◆ **Prompt**: Begin the copy at the line containing "Transcribe the text in this document." and end it at the final line of the material below, reproducing each line exactly, without images.

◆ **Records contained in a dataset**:
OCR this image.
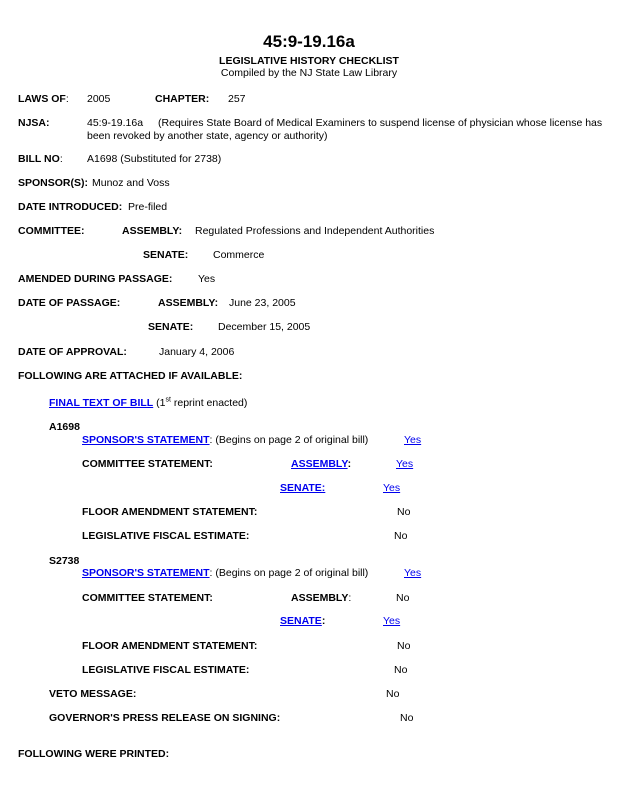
45:9-19.16a
LEGISLATIVE HISTORY CHECKLIST
Compiled by the NJ State Law Library
LAWS OF: 2005	CHAPTER: 257
NJSA:	45:9-19.16a	(Requires State Board of Medical Examiners to suspend license of physician whose license has been revoked by another state, agency or authority)
BILL NO: A1698 (Substituted for 2738)
SPONSOR(S): Munoz and Voss
DATE INTRODUCED: Pre-filed
COMMITTEE:	ASSEMBLY: Regulated Professions and Independent Authorities
SENATE: Commerce
AMENDED DURING PASSAGE: Yes
DATE OF PASSAGE:	ASSEMBLY: June 23, 2005
SENATE: December 15, 2005
DATE OF APPROVAL:	January 4, 2006
FOLLOWING ARE ATTACHED IF AVAILABLE:
FINAL TEXT OF BILL (1st reprint enacted)
A1698
SPONSOR'S STATEMENT: (Begins on page 2 of original bill)	Yes
COMMITTEE STATEMENT:	ASSEMBLY:	Yes
SENATE:	Yes
FLOOR AMENDMENT STATEMENT:	No
LEGISLATIVE FISCAL ESTIMATE:	No
S2738
SPONSOR'S STATEMENT: (Begins on page 2 of original bill)	Yes
COMMITTEE STATEMENT:	ASSEMBLY:	No
SENATE:	Yes
FLOOR AMENDMENT STATEMENT:	No
LEGISLATIVE FISCAL ESTIMATE:	No
VETO MESSAGE:	No
GOVERNOR'S PRESS RELEASE ON SIGNING:	No
FOLLOWING WERE PRINTED:
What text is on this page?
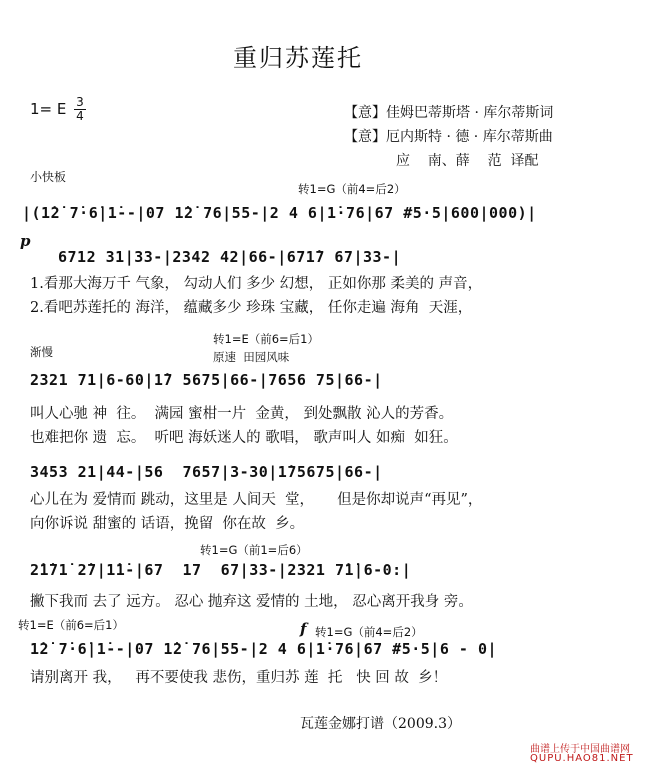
重归苏莲托
1= E 3
4	【意】佳姆巴蒂斯塔 · 库尔蒂斯词
【意】厄内斯特 · 德 · 库尔蒂斯曲
应    南、薛    范  译配
小快板
转1=G（前4=后2）
|(1̇2̇ 7̇·6̇|1̇--|07 1̇2̇ 76|55-|2 4 6|1̇·76|67 #5·5|600|000)|
p
6712 31|33-|2342 42|66-|671̇7 67|33-|
1.看那大海万千 气象， 勾动人们 多少 幻想， 正如你那 柔美的 声音，
2.看吧苏莲托的 海洋， 蕴藏多少 珍珠 宝藏， 任你走遍 海角  天涯，
转1=E（前6=后1）
渐慢	原速  田园风味
2321 71|6-60|1̇7 5675|66-|7656 75|66-|
叫人心驰 神  往。  满园 蜜柑一片  金黄， 到处飘散 沁人的芳香。
也难把你 遗  忘。  听吧 海妖迷人的 歌唱， 歌声叫人 如痴  如狂。
3453 21|44-|56  7657|3-30|1̇75675|66-|
心儿在为 爱情而 跳动，这里是 人间天  堂，     但是你却说声“再见”，
向你诉说 甜蜜的 话语，挽留  你在故  乡。
转1=G（前1=后6）
2̇1̇71̇ 2̇7|1̇1̇-|67  17  67|33-|2321 7̇1̇|6-0:|
撇下我而 去了 远方。 忍心 抛弃这 爱情的 土地， 忍心离开我身 旁。
转1=E（前6=后1）	f 转1=G（前4=后2）
1̇2̇ 7̇·6̇|1̇--|07 1̇2̇ 76|55-|2 4 6|1̇·76|67 #5·5|6 - 0|
请别离开 我，   再不要使我 悲伤，重归苏 莲  托   快 回 故  乡！
瓦莲金娜打谱（2009.3）
曲谱上传于中国曲谱网
QUPU.HAO81.NET
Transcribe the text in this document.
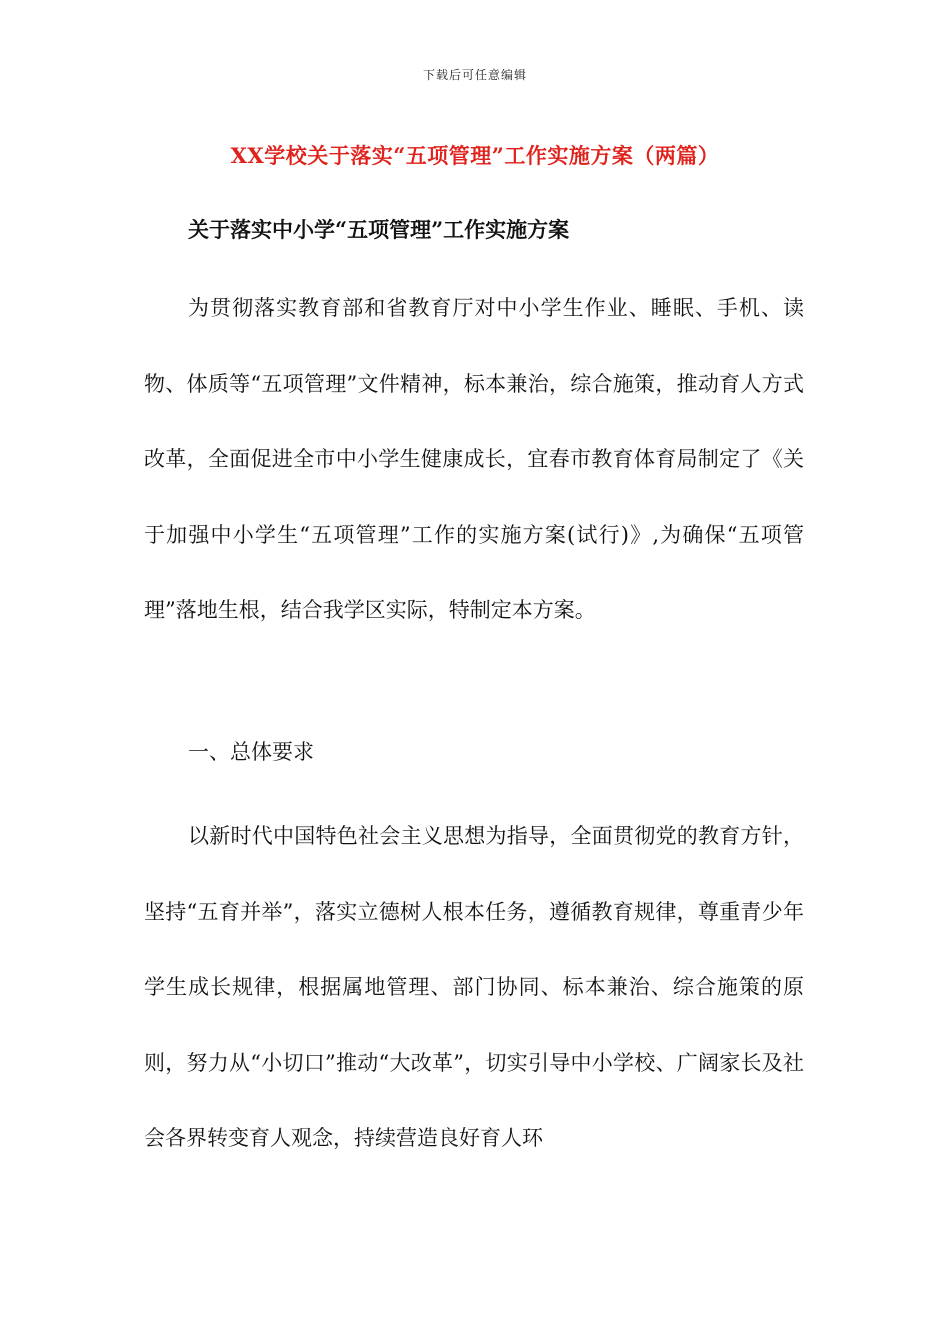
下载后可任意编辑
XX学校关于落实“五项管理”工作实施方案（两篇）
关于落实中小学“五项管理”工作实施方案

为贯彻落实教育部和省教育厅对中小学生作业、睡眠、手机、读物、体质等“五项管理”文件精神，标本兼治，综合施策，推动育人方式改革，全面促进全市中小学生健康成长，宜春市教育体育局制定了《关于加强中小学生“五项管理”工作的实施方案(试行)》,为确保“五项管理”落地生根，结合我学区实际，特制定本方案。

一、总体要求

以新时代中国特色社会主义思想为指导，全面贯彻党的教育方针，坚持“五育并举”，落实立德树人根本任务，遵循教育规律，尊重青少年学生成长规律，根据属地管理、部门协同、标本兼治、综合施策的原则，努力从“小切口”推动“大改革”，切实引导中小学校、广阔家长及社会各界转变育人观念，持续营造良好育人环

◆ **Response**:
Transcribe the text in this document.
下载后可任意编辑
XX学校关于落实“五项管理”工作实施方案（两篇）
关于落实中小学“五项管理”工作实施方案

为贯彻落实教育部和省教育厅对中小学生作业、睡眠、手机、读物、体质等“五项管理”文件精神，标本兼治，综合施策，推动育人方式改革，全面促进全市中小学生健康成长，宜春市教育体育局制定了《关于加强中小学生“五项管理”工作的实施方案(试行)》,为确保“五项管理”落地生根，结合我学区实际，特制定本方案。

一、总体要求

以新时代中国特色社会主义思想为指导，全面贯彻党的教育方针，坚持“五育并举”，落实立德树人根本任务，遵循教育规律，尊重青少年学生成长规律，根据属地管理、部门协同、标本兼治、综合施策的原则，努力从“小切口”推动“大改革”，切实引导中小学校、广阔家长及社会各界转变育人观念，持续营造良好育人环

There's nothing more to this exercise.